Work to complete ->
Retype exactly every line from the one that includes "Type out the text in this image." through the final line of the listing, both ends kept, and omit the pictures.

Excerpted records: Begin

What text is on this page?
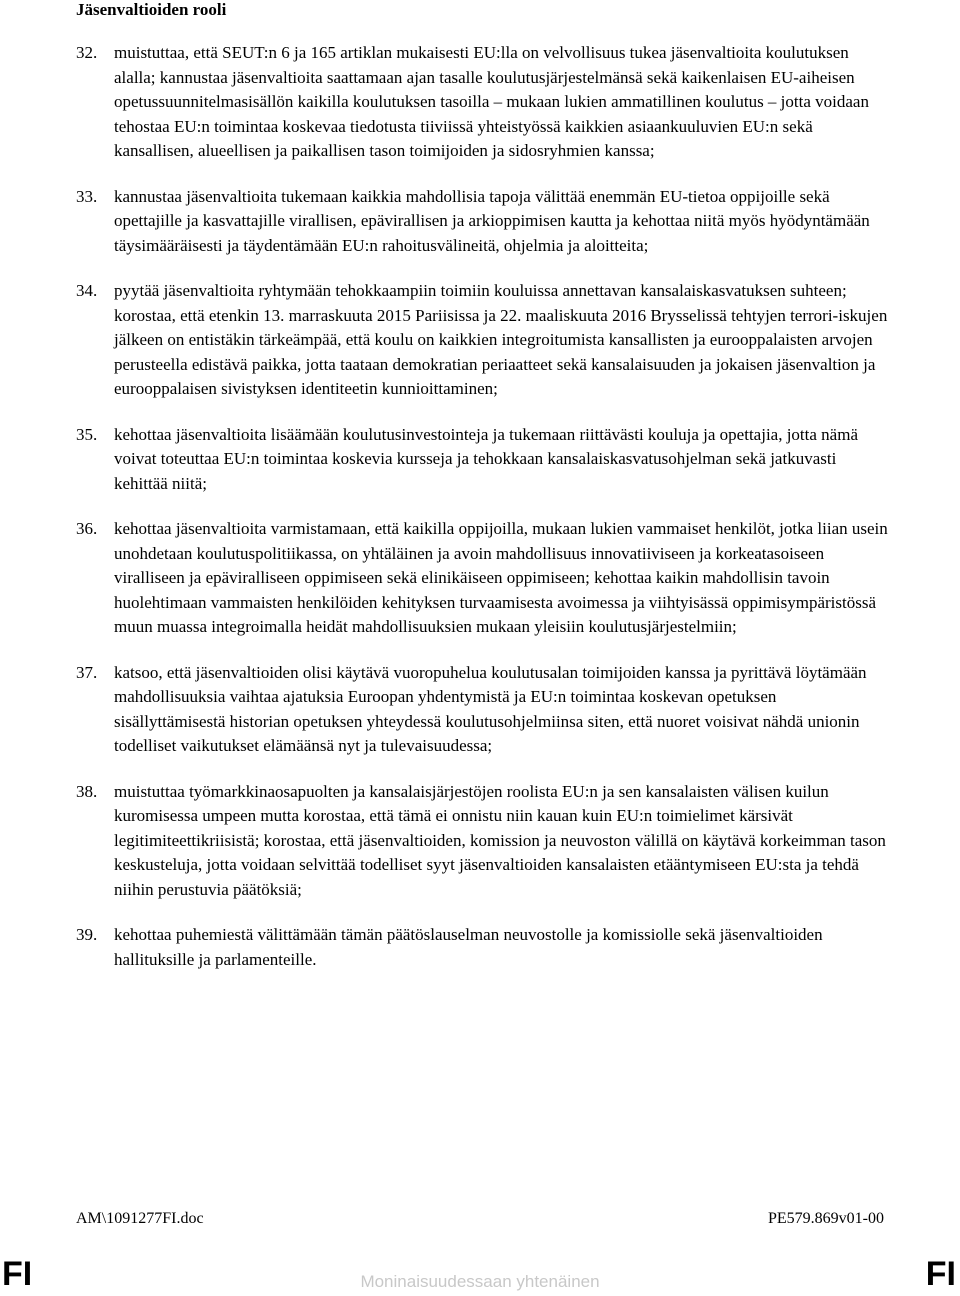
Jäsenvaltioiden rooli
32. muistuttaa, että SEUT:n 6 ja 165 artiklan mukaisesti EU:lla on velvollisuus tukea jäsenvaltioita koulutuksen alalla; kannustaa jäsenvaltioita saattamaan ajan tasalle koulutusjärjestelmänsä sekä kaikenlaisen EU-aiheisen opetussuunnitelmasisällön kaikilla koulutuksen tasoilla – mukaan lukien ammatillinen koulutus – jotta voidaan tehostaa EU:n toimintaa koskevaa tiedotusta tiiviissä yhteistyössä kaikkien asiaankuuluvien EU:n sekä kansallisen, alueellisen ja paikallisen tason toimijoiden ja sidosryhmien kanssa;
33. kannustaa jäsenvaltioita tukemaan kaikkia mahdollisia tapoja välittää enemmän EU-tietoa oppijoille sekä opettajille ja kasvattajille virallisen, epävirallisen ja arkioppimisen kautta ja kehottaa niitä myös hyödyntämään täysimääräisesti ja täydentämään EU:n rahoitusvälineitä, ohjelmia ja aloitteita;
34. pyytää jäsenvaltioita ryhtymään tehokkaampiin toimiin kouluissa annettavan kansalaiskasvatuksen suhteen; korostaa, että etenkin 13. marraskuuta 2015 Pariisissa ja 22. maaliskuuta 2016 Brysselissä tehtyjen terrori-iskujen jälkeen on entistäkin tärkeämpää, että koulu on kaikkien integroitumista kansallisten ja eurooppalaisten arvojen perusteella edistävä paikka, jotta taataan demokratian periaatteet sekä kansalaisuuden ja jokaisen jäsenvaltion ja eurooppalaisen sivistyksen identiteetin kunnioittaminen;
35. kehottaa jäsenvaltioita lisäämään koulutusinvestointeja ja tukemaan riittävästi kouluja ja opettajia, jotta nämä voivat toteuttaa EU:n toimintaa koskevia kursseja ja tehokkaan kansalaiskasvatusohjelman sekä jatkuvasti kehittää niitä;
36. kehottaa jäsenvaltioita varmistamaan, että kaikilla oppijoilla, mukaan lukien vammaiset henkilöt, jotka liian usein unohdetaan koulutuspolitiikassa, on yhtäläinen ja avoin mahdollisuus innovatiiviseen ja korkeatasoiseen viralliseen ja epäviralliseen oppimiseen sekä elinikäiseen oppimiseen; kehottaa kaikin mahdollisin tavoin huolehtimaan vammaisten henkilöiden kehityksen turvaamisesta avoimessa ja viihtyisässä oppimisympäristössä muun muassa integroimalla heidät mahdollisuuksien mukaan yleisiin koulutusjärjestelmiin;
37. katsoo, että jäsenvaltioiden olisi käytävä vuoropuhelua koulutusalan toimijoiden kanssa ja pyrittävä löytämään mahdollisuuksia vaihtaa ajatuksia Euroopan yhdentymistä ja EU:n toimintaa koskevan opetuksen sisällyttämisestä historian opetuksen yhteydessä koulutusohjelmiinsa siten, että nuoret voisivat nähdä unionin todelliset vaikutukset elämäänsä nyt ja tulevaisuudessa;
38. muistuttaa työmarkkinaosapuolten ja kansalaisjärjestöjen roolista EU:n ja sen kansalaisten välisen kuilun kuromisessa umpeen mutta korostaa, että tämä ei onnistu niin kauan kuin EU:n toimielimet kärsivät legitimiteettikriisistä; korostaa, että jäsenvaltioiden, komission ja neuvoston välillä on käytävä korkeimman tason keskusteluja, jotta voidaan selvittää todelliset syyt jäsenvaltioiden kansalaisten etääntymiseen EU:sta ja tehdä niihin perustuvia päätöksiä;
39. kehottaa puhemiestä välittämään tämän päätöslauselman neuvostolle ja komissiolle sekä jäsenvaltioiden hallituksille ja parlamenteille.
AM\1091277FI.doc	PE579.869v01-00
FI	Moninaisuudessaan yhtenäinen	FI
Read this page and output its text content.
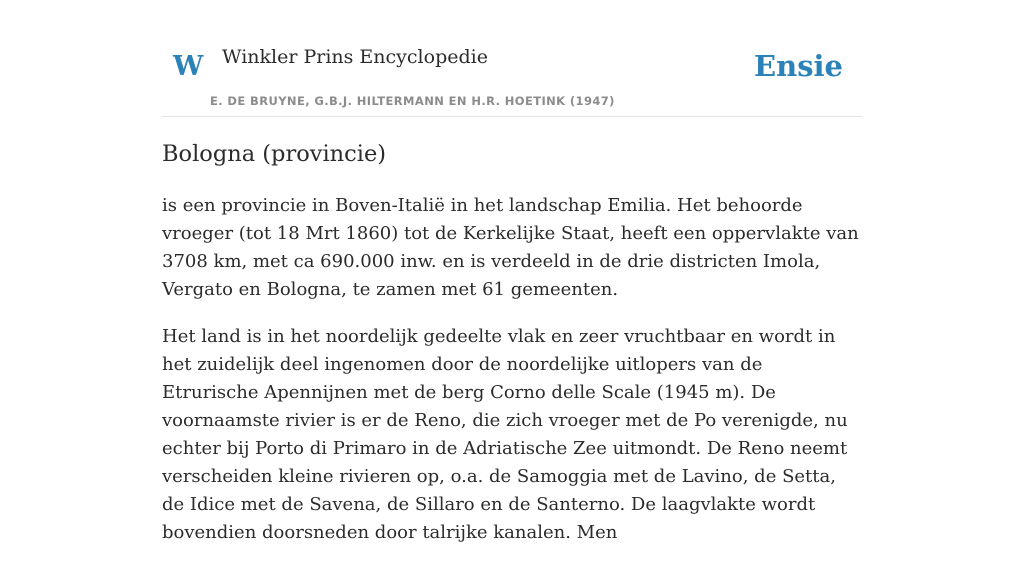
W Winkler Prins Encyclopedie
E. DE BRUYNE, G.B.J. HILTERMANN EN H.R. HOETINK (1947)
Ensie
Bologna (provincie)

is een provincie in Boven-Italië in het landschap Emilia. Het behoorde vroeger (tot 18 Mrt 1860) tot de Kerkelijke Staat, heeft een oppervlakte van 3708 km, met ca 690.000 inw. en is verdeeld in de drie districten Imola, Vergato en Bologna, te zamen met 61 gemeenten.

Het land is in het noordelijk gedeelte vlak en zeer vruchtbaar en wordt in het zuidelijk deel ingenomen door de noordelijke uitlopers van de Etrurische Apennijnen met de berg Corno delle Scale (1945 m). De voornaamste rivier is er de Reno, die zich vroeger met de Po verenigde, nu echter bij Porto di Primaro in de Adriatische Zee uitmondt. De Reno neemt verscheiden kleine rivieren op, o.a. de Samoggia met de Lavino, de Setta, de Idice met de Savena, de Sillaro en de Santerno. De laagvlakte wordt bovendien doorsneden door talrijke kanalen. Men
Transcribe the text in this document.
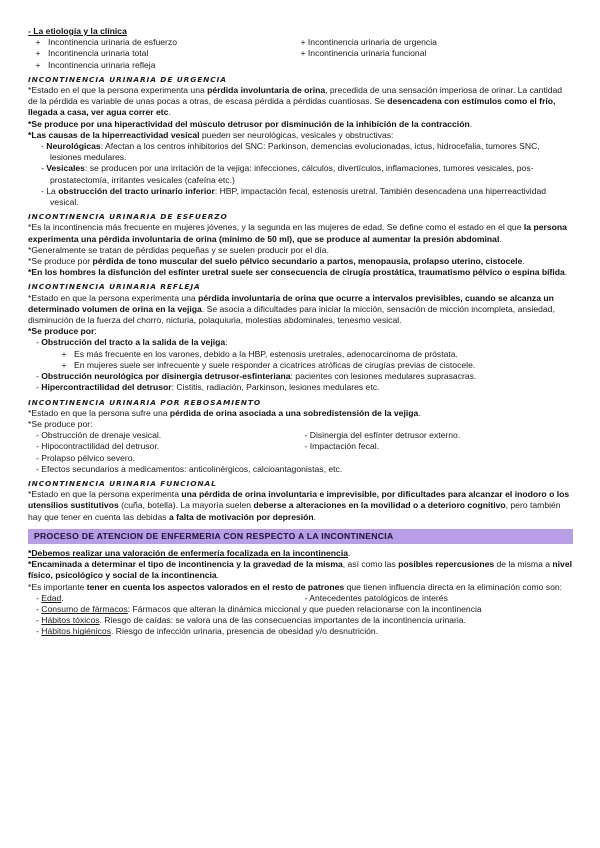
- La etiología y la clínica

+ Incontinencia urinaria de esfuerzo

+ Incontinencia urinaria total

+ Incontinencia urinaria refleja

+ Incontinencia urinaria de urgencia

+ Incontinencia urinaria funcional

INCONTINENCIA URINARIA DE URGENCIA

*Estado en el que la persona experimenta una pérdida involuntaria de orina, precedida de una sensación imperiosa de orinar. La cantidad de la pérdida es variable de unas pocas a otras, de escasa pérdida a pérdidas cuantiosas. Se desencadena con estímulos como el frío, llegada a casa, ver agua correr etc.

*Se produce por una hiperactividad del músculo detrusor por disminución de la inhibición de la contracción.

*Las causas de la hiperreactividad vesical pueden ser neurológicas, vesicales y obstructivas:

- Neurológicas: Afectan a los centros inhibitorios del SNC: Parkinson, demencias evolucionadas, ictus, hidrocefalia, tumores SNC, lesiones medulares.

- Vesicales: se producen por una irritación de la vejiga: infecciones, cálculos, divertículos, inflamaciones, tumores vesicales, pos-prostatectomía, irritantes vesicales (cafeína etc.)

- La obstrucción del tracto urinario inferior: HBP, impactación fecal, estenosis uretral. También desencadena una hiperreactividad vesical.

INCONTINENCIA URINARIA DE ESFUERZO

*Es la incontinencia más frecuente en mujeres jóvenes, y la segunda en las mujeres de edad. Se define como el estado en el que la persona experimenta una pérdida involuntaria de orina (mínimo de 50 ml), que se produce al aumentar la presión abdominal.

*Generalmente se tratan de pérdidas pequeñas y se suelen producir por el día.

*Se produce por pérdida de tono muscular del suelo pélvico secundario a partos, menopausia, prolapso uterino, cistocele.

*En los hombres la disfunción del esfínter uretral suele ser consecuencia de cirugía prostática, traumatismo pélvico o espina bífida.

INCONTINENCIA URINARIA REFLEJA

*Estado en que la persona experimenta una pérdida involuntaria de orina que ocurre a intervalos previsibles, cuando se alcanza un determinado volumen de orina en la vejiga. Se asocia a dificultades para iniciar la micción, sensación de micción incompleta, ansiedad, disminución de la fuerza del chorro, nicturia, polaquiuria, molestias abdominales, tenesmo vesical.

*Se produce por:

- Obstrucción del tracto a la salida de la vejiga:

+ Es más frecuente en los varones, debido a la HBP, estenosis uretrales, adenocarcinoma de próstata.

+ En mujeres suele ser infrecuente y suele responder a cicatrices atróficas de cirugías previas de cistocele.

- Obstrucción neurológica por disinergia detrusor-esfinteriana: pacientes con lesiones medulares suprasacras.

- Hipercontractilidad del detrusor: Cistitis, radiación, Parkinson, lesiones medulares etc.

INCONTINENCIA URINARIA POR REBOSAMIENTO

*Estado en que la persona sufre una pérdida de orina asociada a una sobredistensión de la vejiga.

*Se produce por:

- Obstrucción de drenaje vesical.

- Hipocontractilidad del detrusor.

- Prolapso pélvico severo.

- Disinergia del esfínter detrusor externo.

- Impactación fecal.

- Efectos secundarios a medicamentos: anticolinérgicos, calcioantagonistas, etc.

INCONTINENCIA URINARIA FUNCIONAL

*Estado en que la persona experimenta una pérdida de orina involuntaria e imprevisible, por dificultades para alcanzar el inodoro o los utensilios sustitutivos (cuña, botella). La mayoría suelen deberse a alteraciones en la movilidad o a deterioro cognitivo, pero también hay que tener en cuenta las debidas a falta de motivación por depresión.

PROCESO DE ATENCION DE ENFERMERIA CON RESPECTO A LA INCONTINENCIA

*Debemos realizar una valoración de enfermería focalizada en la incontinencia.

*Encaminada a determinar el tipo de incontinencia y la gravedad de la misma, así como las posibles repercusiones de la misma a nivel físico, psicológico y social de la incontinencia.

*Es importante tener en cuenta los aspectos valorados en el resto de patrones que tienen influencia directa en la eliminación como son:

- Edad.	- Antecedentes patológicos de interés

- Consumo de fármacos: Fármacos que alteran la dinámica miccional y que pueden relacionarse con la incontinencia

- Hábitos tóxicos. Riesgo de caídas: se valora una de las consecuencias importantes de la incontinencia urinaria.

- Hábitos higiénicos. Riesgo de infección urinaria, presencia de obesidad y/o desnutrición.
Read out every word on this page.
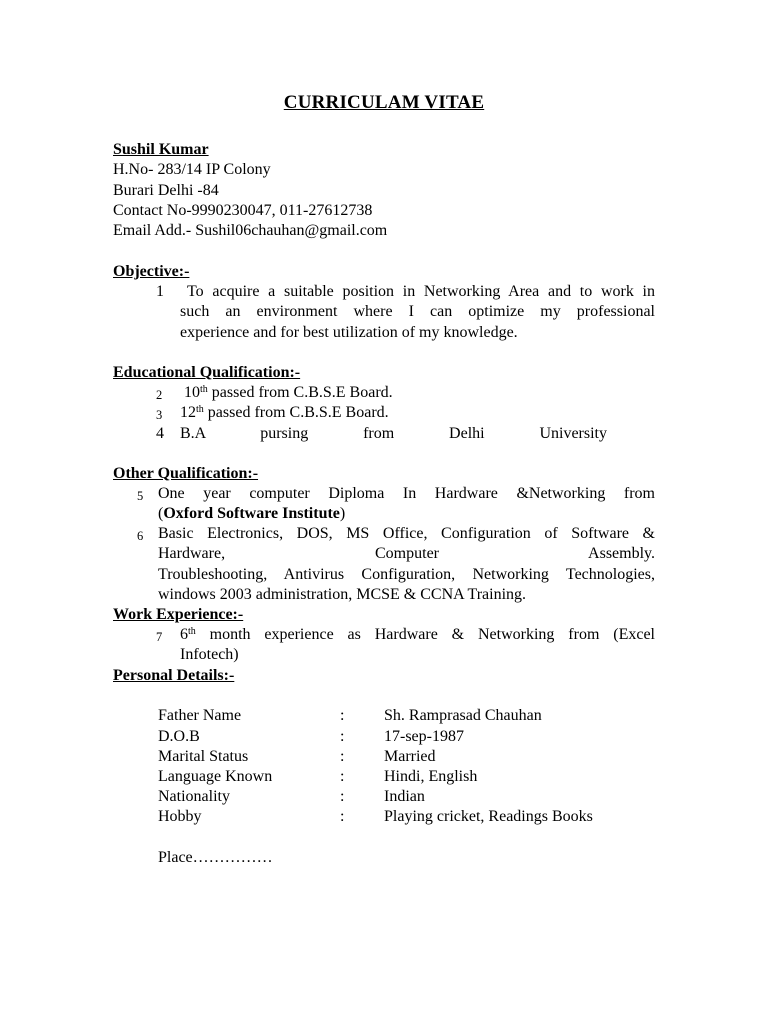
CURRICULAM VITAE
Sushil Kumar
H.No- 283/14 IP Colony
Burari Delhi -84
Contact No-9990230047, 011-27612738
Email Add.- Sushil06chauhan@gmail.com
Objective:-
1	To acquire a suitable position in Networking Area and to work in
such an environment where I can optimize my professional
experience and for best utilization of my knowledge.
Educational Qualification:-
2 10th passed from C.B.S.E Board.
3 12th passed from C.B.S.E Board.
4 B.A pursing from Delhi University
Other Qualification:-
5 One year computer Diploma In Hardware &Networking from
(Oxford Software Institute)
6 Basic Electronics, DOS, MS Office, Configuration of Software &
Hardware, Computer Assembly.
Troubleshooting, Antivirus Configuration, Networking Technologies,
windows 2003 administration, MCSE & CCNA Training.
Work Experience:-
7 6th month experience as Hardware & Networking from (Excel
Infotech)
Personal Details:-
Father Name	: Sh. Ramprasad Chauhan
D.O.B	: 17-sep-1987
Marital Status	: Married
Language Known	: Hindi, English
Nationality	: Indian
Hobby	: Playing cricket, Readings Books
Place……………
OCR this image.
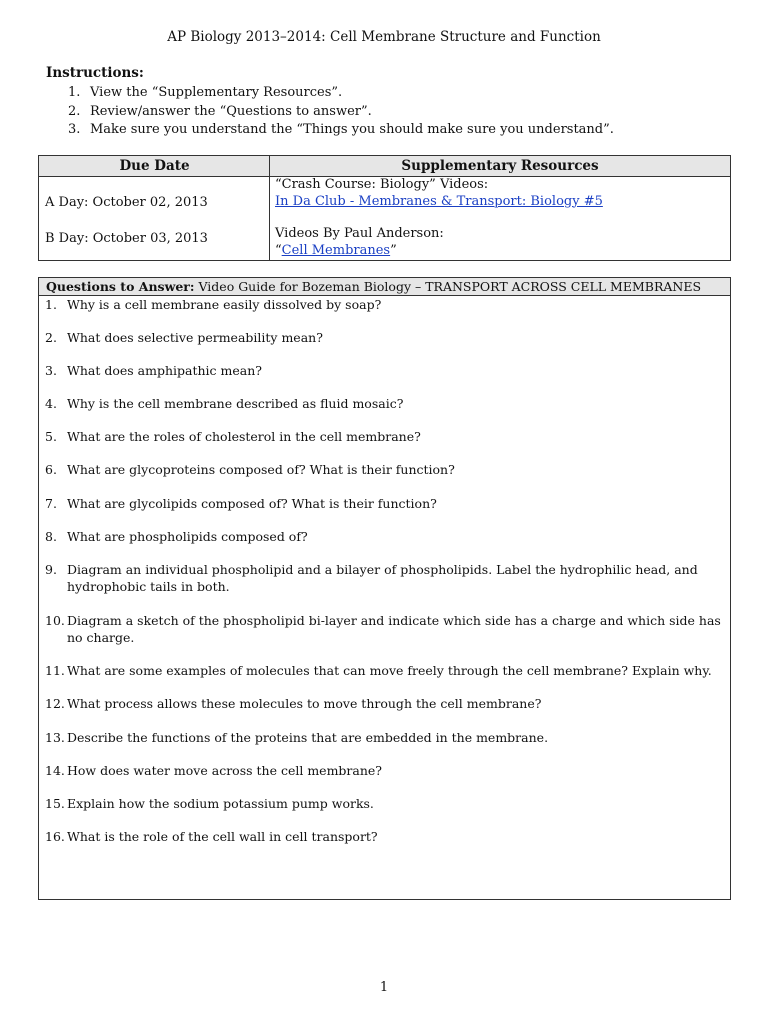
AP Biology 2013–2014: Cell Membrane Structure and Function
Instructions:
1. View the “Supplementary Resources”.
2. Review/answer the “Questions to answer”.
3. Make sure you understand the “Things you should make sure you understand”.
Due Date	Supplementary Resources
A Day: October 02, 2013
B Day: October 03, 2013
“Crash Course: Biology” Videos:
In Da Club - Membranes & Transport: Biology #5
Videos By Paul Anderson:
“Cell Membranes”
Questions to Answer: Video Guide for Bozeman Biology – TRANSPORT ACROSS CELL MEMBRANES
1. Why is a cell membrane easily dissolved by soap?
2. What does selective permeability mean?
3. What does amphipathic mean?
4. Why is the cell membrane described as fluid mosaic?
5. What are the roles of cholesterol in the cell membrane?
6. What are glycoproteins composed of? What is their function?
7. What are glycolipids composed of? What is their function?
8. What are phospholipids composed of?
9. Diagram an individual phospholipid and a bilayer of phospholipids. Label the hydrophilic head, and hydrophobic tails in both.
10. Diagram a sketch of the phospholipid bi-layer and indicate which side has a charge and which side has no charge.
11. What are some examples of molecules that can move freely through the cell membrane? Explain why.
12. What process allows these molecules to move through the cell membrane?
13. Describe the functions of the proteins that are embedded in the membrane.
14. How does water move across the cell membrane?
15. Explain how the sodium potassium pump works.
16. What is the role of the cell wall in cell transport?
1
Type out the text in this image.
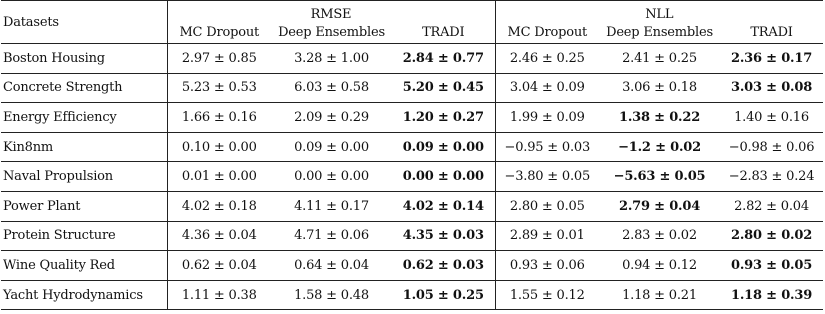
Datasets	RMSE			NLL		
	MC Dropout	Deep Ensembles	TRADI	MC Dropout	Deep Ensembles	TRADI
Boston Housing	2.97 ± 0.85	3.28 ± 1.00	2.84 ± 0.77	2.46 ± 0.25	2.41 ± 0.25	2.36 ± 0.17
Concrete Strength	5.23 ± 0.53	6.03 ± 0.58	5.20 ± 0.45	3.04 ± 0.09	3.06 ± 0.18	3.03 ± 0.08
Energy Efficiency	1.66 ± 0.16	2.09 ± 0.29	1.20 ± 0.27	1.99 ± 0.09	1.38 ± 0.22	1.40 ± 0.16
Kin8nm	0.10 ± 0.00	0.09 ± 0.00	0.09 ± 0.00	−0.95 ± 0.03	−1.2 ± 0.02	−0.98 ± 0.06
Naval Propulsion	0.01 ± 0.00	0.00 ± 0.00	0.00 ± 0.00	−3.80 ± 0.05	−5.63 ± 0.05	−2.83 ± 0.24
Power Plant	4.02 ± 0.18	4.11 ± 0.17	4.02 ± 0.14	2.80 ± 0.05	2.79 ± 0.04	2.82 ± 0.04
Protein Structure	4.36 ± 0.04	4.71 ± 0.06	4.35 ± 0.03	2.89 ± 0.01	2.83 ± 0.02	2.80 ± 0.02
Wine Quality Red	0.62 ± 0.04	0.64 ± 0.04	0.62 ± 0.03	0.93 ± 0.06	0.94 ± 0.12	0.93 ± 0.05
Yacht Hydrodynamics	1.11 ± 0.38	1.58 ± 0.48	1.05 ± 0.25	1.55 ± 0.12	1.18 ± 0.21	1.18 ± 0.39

Excerpted records: End

Result of the exercise ->
Type out the text in this image.
Datasets	RMSE			NLL		
	MC Dropout	Deep Ensembles	TRADI	MC Dropout	Deep Ensembles	TRADI
Boston Housing	2.97 ± 0.85	3.28 ± 1.00	2.84 ± 0.77	2.46 ± 0.25	2.41 ± 0.25	2.36 ± 0.17
Concrete Strength	5.23 ± 0.53	6.03 ± 0.58	5.20 ± 0.45	3.04 ± 0.09	3.06 ± 0.18	3.03 ± 0.08
Energy Efficiency	1.66 ± 0.16	2.09 ± 0.29	1.20 ± 0.27	1.99 ± 0.09	1.38 ± 0.22	1.40 ± 0.16
Kin8nm	0.10 ± 0.00	0.09 ± 0.00	0.09 ± 0.00	−0.95 ± 0.03	−1.2 ± 0.02	−0.98 ± 0.06
Naval Propulsion	0.01 ± 0.00	0.00 ± 0.00	0.00 ± 0.00	−3.80 ± 0.05	−5.63 ± 0.05	−2.83 ± 0.24
Power Plant	4.02 ± 0.18	4.11 ± 0.17	4.02 ± 0.14	2.80 ± 0.05	2.79 ± 0.04	2.82 ± 0.04
Protein Structure	4.36 ± 0.04	4.71 ± 0.06	4.35 ± 0.03	2.89 ± 0.01	2.83 ± 0.02	2.80 ± 0.02
Wine Quality Red	0.62 ± 0.04	0.64 ± 0.04	0.62 ± 0.03	0.93 ± 0.06	0.94 ± 0.12	0.93 ± 0.05
Yacht Hydrodynamics	1.11 ± 0.38	1.58 ± 0.48	1.05 ± 0.25	1.55 ± 0.12	1.18 ± 0.21	1.18 ± 0.39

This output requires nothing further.